[START OF Source records]

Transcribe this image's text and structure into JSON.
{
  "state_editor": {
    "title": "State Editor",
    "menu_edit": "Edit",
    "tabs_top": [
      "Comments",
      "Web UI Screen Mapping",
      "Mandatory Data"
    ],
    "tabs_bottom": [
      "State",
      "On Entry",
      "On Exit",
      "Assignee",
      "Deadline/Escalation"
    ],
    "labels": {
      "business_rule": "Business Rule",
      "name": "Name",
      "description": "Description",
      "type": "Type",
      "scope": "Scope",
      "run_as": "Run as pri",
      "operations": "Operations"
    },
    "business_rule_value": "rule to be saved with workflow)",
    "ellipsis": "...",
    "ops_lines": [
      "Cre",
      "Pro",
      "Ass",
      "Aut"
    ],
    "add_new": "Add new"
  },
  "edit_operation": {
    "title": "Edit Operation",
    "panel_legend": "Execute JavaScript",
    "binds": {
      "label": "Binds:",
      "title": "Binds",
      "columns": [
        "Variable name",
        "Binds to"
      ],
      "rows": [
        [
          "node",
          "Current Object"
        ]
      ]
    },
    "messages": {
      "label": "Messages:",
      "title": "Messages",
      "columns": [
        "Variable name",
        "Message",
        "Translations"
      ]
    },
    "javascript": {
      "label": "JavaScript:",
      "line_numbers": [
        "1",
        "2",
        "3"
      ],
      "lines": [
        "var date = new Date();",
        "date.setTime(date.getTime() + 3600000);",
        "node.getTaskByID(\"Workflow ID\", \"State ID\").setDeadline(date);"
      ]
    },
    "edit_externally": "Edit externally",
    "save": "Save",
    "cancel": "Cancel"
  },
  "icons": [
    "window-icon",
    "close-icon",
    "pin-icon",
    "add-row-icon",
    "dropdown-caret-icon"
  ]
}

[END OF Source records]

#### What you will do
Copy out each record from above, exactly.

#### Expected answer
Transcribe this image's text and structure into JSON.
{
  "state_editor": {
    "title": "State Editor",
    "menu_edit": "Edit",
    "tabs_top": [
      "Comments",
      "Web UI Screen Mapping",
      "Mandatory Data"
    ],
    "tabs_bottom": [
      "State",
      "On Entry",
      "On Exit",
      "Assignee",
      "Deadline/Escalation"
    ],
    "labels": {
      "business_rule": "Business Rule",
      "name": "Name",
      "description": "Description",
      "type": "Type",
      "scope": "Scope",
      "run_as": "Run as pri",
      "operations": "Operations"
    },
    "business_rule_value": "rule to be saved with workflow)",
    "ellipsis": "...",
    "ops_lines": [
      "Cre",
      "Pro",
      "Ass",
      "Aut"
    ],
    "add_new": "Add new"
  },
  "edit_operation": {
    "title": "Edit Operation",
    "panel_legend": "Execute JavaScript",
    "binds": {
      "label": "Binds:",
      "title": "Binds",
      "columns": [
        "Variable name",
        "Binds to"
      ],
      "rows": [
        [
          "node",
          "Current Object"
        ]
      ]
    },
    "messages": {
      "label": "Messages:",
      "title": "Messages",
      "columns": [
        "Variable name",
        "Message",
        "Translations"
      ]
    },
    "javascript": {
      "label": "JavaScript:",
      "line_numbers": [
        "1",
        "2",
        "3"
      ],
      "lines": [
        "var date = new Date();",
        "date.setTime(date.getTime() + 3600000);",
        "node.getTaskByID(\"Workflow ID\", \"State ID\").setDeadline(date);"
      ]
    },
    "edit_externally": "Edit externally",
    "save": "Save",
    "cancel": "Cancel"
  },
  "icons": [
    "window-icon",
    "close-icon",
    "pin-icon",
    "add-row-icon",
    "dropdown-caret-icon"
  ]
}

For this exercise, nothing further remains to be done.